* DATA SHOWN *
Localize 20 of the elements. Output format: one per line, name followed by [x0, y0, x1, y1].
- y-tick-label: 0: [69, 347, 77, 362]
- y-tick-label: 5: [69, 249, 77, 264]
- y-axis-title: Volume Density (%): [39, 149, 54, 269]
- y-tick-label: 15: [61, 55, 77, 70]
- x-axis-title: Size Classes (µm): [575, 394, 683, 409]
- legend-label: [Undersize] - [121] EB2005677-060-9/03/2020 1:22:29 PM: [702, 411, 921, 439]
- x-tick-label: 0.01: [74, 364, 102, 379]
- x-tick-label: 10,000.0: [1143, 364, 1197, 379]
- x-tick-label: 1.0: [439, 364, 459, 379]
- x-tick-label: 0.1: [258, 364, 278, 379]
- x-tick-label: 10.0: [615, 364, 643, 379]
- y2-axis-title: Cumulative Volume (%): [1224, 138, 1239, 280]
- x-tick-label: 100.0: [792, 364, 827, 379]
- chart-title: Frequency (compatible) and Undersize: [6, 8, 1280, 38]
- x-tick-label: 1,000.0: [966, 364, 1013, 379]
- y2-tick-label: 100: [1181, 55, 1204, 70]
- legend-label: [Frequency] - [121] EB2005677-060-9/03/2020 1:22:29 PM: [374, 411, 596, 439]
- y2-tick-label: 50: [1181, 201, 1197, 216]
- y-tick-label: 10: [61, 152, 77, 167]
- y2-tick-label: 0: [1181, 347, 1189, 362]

* WORK TO COMPLETE *
List every line of the material above that contains the string "axis".

* RESULT BELOW *
- y-axis-title: Volume Density (%): [39, 149, 54, 269]
- x-axis-title: Size Classes (µm): [575, 394, 683, 409]
- y2-axis-title: Cumulative Volume (%): [1224, 138, 1239, 280]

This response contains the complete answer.